## WORK TO COMPLETE
Return every line of the records below verbatim, with no pictures in the copy.

* * * *

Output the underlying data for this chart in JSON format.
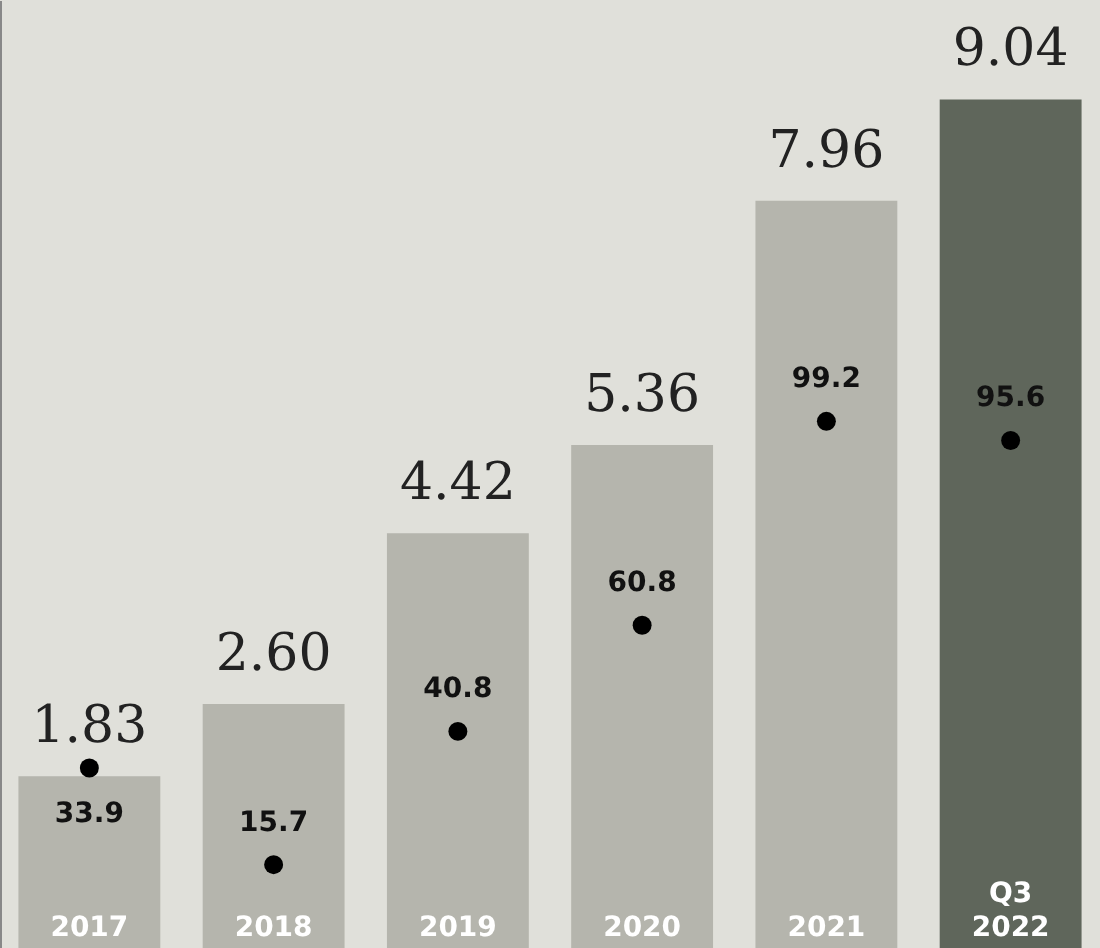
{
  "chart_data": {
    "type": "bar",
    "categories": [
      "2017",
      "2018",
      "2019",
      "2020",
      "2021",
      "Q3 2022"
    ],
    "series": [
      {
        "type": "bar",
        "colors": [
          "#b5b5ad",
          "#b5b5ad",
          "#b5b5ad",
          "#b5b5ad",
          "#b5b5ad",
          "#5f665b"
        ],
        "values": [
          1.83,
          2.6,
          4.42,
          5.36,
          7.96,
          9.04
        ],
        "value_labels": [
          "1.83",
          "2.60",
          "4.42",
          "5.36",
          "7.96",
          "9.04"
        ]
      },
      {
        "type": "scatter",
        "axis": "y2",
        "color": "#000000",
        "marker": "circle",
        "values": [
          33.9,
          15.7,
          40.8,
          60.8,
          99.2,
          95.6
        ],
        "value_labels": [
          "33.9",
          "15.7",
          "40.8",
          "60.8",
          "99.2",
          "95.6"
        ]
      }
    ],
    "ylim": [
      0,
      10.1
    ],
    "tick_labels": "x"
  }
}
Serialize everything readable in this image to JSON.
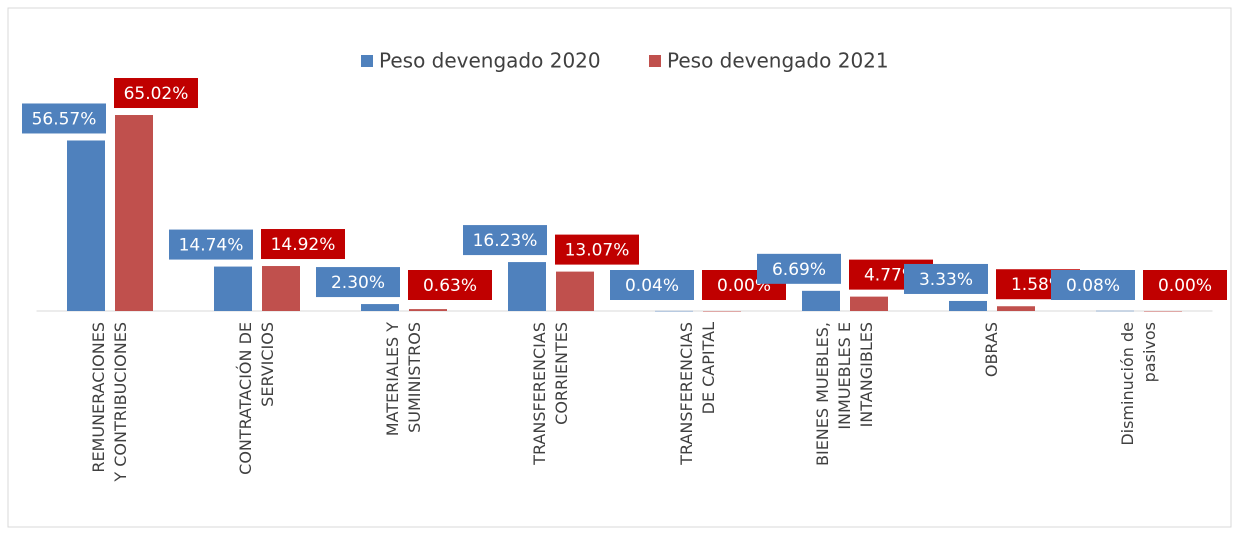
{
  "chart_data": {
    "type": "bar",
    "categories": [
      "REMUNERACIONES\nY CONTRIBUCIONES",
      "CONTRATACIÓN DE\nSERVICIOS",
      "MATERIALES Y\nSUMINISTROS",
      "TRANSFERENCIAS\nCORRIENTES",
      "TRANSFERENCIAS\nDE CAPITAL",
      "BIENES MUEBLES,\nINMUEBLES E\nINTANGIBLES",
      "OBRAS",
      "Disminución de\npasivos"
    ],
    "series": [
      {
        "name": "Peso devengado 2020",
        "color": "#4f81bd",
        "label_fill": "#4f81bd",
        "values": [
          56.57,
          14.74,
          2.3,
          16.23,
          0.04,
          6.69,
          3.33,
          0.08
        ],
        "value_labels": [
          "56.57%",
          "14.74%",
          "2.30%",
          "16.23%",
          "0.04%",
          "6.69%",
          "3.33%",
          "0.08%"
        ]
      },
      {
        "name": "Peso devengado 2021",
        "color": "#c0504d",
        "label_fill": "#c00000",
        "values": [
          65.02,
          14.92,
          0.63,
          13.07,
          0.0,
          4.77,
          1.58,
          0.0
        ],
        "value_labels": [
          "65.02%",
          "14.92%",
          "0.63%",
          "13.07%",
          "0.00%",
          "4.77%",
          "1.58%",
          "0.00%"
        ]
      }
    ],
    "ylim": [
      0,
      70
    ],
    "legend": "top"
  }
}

* * * *

## WRITTEN ANSWER
Output the underlying data for this chart in JSON format.
{
  "chart_data": {
    "type": "bar",
    "categories": [
      "2017",
      "2018",
      "2019",
      "2020",
      "2021",
      "Q3 2022"
    ],
    "series": [
      {
        "type": "bar",
        "colors": [
          "#b5b5ad",
          "#b5b5ad",
          "#b5b5ad",
          "#b5b5ad",
          "#b5b5ad",
          "#5f665b"
        ],
        "values": [
          1.83,
          2.6,
          4.42,
          5.36,
          7.96,
          9.04
        ],
        "value_labels": [
          "1.83",
          "2.60",
          "4.42",
          "5.36",
          "7.96",
          "9.04"
        ]
      },
      {
        "type": "scatter",
        "axis": "y2",
        "color": "#000000",
        "marker": "circle",
        "values": [
          33.9,
          15.7,
          40.8,
          60.8,
          99.2,
          95.6
        ],
        "value_labels": [
          "33.9",
          "15.7",
          "40.8",
          "60.8",
          "99.2",
          "95.6"
        ]
      }
    ],
    "ylim": [
      0,
      10.1
    ],
    "tick_labels": "x"
  }
}
Serialize everything readable in this image to JSON.
{
  "chart_data": {
    "type": "bar",
    "categories": [
      "REMUNERACIONES\nY CONTRIBUCIONES",
      "CONTRATACIÓN DE\nSERVICIOS",
      "MATERIALES Y\nSUMINISTROS",
      "TRANSFERENCIAS\nCORRIENTES",
      "TRANSFERENCIAS\nDE CAPITAL",
      "BIENES MUEBLES,\nINMUEBLES E\nINTANGIBLES",
      "OBRAS",
      "Disminución de\npasivos"
    ],
    "series": [
      {
        "name": "Peso devengado 2020",
        "color": "#4f81bd",
        "label_fill": "#4f81bd",
        "values": [
          56.57,
          14.74,
          2.3,
          16.23,
          0.04,
          6.69,
          3.33,
          0.08
        ],
        "value_labels": [
          "56.57%",
          "14.74%",
          "2.30%",
          "16.23%",
          "0.04%",
          "6.69%",
          "3.33%",
          "0.08%"
        ]
      },
      {
        "name": "Peso devengado 2021",
        "color": "#c0504d",
        "label_fill": "#c00000",
        "values": [
          65.02,
          14.92,
          0.63,
          13.07,
          0.0,
          4.77,
          1.58,
          0.0
        ],
        "value_labels": [
          "65.02%",
          "14.92%",
          "0.63%",
          "13.07%",
          "0.00%",
          "4.77%",
          "1.58%",
          "0.00%"
        ]
      }
    ],
    "ylim": [
      0,
      70
    ],
    "legend": "top"
  }
}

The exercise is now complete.